● GOAL
Go through the listing below and list every line with "Hawaii".

______________________________

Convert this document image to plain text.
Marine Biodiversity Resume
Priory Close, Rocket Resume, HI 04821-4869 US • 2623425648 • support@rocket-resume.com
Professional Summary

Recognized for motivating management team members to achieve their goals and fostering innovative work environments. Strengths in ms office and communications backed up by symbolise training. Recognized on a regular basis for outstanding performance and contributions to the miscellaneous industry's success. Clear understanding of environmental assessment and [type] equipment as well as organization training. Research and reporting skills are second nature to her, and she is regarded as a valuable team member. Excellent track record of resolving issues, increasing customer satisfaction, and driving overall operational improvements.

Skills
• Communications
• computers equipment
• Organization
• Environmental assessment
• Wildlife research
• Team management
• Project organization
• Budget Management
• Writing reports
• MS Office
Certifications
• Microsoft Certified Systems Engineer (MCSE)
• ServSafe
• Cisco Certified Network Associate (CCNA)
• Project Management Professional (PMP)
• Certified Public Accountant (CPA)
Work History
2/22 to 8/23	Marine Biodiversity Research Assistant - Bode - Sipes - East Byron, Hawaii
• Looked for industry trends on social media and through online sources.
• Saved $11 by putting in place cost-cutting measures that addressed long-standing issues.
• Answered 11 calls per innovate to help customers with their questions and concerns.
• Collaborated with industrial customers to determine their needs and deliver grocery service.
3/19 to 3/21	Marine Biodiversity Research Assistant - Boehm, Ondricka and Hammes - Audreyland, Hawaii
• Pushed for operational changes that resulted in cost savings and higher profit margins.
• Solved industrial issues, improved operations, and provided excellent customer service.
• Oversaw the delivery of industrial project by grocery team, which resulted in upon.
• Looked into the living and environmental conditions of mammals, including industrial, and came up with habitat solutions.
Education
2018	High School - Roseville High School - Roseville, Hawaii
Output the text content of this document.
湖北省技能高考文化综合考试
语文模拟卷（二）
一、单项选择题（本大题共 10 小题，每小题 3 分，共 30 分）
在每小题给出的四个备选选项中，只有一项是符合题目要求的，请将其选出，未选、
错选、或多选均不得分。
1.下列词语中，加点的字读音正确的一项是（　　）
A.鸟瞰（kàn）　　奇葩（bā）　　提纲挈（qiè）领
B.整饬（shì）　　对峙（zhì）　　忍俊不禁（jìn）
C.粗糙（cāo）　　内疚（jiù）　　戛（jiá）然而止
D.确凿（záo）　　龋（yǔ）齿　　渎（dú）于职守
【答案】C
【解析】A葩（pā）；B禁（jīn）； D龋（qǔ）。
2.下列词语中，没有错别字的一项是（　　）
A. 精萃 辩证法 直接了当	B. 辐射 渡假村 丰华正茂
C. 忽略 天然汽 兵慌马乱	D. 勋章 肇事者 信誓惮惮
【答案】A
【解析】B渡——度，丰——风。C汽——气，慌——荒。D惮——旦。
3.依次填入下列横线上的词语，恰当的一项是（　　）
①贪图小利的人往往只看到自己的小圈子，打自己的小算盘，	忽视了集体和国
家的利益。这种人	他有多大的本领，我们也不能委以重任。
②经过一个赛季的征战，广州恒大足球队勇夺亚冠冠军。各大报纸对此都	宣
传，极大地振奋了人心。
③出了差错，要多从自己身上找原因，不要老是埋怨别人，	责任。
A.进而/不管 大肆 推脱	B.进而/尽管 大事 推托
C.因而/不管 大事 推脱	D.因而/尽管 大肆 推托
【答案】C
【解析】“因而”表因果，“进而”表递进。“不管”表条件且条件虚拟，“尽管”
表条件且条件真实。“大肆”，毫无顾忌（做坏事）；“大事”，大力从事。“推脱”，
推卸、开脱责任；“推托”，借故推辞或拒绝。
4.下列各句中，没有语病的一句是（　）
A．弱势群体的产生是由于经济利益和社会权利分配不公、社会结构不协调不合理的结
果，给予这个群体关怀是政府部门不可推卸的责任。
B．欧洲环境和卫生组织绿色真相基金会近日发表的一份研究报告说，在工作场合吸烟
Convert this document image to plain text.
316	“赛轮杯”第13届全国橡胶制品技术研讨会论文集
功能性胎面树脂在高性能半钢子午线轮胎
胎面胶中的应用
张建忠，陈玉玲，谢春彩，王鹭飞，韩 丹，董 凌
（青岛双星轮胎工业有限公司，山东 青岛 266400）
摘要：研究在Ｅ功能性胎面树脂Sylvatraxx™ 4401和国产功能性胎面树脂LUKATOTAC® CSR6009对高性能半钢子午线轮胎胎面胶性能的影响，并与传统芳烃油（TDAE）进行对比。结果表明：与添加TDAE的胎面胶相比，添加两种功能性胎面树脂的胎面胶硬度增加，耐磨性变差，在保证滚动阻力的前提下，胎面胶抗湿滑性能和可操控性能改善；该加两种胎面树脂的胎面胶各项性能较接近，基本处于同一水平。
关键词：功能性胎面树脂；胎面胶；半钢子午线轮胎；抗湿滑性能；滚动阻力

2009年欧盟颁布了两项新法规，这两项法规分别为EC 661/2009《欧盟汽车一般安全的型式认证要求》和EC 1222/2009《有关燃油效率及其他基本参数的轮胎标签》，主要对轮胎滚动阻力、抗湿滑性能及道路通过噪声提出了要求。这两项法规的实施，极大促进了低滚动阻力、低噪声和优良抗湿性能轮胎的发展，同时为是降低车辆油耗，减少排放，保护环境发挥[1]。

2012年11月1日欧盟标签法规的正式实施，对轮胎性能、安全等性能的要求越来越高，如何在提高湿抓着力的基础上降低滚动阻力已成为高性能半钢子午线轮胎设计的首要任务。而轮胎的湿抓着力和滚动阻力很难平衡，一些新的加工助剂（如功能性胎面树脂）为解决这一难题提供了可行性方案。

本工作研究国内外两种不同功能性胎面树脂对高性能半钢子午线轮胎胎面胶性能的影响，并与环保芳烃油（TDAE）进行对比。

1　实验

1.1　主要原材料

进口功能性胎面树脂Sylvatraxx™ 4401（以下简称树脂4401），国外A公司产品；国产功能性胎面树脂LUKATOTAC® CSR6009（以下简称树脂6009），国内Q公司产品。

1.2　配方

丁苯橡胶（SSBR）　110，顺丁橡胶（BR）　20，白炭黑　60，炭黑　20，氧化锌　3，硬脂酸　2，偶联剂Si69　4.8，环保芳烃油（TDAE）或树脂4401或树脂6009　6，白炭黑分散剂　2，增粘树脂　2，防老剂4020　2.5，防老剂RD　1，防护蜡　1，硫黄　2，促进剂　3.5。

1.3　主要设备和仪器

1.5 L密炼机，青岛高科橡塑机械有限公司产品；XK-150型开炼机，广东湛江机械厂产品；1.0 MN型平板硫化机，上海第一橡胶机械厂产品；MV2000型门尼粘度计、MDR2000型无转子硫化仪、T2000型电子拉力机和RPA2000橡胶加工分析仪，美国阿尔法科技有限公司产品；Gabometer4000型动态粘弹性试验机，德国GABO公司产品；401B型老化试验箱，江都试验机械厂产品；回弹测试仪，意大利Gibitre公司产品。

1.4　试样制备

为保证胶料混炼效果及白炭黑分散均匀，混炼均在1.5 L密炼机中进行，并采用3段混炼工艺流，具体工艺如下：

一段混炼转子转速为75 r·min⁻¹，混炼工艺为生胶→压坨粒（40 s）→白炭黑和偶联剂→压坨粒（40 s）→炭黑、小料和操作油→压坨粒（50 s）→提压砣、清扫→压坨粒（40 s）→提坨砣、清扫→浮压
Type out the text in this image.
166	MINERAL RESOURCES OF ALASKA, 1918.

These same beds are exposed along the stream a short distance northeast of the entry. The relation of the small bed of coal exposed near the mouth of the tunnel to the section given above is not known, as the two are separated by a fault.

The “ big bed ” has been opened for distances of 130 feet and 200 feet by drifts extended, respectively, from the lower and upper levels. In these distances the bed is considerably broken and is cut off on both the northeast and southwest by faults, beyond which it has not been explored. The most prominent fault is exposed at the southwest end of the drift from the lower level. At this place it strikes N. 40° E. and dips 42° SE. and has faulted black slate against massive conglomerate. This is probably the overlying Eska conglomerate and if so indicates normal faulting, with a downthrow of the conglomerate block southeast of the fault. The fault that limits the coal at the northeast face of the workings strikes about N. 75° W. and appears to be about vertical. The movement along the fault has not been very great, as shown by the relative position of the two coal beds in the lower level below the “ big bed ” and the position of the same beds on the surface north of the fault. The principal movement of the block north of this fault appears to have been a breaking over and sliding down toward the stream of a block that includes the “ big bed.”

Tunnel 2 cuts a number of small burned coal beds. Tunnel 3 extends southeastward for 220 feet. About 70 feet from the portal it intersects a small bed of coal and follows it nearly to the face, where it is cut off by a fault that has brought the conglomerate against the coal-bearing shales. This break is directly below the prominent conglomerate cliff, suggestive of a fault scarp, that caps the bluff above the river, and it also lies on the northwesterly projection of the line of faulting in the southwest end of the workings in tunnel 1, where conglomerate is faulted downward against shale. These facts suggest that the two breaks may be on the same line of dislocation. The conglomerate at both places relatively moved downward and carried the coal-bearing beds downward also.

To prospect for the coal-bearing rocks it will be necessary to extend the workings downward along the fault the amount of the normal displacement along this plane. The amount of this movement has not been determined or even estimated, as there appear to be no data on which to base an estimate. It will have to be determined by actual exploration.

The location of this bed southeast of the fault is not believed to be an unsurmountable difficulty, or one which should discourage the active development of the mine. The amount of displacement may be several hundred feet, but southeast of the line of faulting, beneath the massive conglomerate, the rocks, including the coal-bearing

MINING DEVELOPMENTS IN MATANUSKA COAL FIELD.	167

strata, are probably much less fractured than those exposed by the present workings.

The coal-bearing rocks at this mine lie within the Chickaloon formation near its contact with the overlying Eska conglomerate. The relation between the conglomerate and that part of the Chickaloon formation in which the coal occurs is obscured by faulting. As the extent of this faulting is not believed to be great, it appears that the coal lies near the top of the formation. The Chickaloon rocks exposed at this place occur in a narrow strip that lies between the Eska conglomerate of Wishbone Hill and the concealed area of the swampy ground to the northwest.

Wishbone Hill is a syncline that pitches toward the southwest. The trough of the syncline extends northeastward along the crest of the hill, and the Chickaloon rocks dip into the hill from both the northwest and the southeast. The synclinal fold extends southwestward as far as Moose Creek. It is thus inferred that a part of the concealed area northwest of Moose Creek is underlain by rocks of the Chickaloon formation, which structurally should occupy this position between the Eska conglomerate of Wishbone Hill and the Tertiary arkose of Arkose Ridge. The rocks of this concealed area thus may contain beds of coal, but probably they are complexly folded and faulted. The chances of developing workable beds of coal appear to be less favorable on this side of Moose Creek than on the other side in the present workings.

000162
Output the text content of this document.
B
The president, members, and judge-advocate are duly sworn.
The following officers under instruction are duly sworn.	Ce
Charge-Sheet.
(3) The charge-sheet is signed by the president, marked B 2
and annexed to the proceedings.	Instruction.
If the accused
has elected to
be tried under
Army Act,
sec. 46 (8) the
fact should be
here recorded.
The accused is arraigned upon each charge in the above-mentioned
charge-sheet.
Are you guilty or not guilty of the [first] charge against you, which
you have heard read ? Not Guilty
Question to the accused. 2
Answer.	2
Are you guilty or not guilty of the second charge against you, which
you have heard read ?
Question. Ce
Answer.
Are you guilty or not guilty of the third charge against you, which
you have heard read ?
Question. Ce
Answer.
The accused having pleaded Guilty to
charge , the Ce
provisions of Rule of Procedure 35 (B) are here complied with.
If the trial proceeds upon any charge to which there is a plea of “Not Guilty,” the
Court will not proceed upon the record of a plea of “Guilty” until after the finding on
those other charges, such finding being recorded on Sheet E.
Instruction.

______________________________

● WRITTEN SOLUTION
2/22 to 8/23	Marine Biodiversity Research Assistant - Bode - Sipes - East Byron, Hawaii
3/19 to 3/21	Marine Biodiversity Research Assistant - Boehm, Ondricka and Hammes - Audreyland, Hawaii
2018	High School - Roseville High School - Roseville, Hawaii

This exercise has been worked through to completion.